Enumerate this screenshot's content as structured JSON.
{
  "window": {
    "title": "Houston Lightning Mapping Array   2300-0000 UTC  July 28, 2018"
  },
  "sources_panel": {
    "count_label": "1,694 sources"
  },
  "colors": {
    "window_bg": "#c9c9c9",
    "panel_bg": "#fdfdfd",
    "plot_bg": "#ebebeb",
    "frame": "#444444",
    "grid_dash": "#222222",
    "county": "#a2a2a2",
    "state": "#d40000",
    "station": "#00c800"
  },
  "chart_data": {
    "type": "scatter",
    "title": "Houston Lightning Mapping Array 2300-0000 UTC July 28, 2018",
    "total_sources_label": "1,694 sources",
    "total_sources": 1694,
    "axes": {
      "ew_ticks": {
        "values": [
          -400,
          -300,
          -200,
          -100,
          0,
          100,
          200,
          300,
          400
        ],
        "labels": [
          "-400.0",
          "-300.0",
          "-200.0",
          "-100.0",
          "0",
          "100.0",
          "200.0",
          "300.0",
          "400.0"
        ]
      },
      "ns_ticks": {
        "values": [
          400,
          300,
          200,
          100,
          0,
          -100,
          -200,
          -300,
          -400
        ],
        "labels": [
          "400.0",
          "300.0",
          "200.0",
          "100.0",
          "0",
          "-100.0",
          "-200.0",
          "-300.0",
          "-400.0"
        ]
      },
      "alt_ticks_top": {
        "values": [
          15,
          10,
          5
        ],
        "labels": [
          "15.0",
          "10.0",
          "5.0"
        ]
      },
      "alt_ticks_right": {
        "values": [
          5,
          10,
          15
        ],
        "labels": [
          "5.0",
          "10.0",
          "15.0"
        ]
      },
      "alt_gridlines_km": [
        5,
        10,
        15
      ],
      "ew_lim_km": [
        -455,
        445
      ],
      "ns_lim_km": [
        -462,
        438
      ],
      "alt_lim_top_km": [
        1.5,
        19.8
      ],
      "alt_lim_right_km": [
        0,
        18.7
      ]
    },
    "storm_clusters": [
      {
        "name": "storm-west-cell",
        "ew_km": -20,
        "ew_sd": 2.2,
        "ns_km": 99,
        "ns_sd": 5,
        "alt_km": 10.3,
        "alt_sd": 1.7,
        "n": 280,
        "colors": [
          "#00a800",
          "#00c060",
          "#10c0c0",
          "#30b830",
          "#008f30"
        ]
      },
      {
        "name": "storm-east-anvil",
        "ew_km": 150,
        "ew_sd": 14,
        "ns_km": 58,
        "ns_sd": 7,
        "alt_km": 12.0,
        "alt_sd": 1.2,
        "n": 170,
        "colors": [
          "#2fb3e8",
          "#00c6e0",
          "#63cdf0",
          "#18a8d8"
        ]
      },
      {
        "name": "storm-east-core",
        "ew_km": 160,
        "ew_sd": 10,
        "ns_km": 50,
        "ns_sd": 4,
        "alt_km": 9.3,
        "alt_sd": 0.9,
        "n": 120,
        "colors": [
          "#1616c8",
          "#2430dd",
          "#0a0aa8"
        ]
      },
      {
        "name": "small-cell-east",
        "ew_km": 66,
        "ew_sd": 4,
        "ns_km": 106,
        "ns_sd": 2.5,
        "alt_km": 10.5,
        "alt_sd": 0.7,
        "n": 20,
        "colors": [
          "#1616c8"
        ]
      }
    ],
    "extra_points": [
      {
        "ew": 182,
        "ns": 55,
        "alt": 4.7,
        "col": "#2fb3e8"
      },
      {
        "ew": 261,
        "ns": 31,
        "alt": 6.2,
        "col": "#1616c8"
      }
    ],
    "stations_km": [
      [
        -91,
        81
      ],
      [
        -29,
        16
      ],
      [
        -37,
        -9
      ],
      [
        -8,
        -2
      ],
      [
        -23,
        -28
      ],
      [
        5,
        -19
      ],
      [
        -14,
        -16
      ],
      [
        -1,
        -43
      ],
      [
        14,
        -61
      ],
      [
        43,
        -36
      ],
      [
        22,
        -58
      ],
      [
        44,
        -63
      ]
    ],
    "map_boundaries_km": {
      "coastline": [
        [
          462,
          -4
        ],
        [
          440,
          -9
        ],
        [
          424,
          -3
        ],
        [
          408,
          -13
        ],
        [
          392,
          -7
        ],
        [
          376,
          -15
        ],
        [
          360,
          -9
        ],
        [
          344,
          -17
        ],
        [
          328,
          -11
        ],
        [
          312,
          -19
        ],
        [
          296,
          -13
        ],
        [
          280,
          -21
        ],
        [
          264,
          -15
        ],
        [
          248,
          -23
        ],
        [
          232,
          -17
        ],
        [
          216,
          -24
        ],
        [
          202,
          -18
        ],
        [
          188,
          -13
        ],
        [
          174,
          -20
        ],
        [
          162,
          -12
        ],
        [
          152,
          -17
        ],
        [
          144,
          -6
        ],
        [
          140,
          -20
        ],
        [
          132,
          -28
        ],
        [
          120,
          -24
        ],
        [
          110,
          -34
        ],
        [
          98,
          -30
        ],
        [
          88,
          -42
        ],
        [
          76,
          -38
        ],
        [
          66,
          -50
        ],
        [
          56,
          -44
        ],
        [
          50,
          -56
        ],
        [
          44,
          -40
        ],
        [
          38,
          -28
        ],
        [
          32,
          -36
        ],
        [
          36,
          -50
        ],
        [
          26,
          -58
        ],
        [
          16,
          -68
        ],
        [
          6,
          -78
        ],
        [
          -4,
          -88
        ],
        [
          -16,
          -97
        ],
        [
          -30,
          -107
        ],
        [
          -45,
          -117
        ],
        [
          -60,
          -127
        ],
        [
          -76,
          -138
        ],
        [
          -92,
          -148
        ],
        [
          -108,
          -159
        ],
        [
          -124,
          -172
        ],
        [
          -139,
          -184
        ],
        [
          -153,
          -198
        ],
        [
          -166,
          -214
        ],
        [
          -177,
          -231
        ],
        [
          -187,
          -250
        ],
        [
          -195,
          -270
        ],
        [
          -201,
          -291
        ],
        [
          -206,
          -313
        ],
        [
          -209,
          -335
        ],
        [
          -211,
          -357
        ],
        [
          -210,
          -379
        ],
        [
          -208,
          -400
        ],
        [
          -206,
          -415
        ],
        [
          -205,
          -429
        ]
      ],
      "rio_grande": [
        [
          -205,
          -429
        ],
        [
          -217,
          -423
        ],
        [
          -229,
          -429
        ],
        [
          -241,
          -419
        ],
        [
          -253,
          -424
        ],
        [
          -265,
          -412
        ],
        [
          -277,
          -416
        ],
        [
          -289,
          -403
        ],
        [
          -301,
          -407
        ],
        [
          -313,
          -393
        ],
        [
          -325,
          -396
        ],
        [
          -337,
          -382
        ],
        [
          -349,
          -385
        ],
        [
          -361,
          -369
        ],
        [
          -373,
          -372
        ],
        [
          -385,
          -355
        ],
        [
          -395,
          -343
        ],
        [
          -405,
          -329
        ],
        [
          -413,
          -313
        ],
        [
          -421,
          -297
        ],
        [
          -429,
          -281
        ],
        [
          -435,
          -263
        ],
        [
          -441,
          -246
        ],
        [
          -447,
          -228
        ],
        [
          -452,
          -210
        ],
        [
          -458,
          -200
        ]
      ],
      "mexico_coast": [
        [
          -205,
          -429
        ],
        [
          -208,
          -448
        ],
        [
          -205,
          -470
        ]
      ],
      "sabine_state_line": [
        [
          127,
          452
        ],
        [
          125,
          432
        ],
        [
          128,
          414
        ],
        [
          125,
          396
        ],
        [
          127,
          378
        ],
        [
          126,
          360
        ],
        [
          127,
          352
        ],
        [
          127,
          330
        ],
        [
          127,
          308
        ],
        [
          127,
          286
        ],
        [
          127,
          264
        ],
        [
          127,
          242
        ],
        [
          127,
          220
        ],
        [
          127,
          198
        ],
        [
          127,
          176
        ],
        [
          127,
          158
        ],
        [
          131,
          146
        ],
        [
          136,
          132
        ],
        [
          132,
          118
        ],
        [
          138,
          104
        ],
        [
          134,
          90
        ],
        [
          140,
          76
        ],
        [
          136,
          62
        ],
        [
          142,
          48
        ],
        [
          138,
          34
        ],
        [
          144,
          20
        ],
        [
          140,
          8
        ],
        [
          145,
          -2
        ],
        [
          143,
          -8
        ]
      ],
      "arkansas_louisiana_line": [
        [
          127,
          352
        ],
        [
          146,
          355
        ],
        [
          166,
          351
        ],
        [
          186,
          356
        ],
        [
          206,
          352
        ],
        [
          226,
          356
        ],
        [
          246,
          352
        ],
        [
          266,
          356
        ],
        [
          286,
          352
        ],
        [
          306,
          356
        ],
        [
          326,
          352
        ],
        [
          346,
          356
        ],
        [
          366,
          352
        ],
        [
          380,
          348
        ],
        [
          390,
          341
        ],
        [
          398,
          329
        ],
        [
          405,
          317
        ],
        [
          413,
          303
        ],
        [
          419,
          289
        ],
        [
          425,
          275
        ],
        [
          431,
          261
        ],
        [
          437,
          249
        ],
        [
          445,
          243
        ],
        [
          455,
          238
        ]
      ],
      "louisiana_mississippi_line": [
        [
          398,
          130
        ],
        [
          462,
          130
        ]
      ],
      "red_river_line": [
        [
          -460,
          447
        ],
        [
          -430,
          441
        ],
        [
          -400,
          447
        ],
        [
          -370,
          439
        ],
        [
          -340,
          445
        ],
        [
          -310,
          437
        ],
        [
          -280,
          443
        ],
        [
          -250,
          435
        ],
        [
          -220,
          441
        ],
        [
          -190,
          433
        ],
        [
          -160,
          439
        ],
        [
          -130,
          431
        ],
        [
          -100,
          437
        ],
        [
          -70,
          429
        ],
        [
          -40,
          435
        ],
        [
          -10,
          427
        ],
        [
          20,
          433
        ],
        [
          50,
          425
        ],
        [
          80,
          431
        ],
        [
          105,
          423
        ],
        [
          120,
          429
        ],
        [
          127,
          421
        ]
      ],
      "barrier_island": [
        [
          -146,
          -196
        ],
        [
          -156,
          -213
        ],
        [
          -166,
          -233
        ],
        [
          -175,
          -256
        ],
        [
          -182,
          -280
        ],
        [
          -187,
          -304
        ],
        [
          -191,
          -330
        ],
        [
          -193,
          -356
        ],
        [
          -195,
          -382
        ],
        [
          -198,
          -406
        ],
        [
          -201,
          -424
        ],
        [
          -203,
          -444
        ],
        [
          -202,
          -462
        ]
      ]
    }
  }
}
──────
### STATED GOAL
Pick out and copy every line that contains the word "title".

### EXERCISE RESULT
    "title": "Houston Lightning Mapping Array   2300-0000 UTC  July 28, 2018"
    "title": "Houston Lightning Mapping Array 2300-0000 UTC July 28, 2018",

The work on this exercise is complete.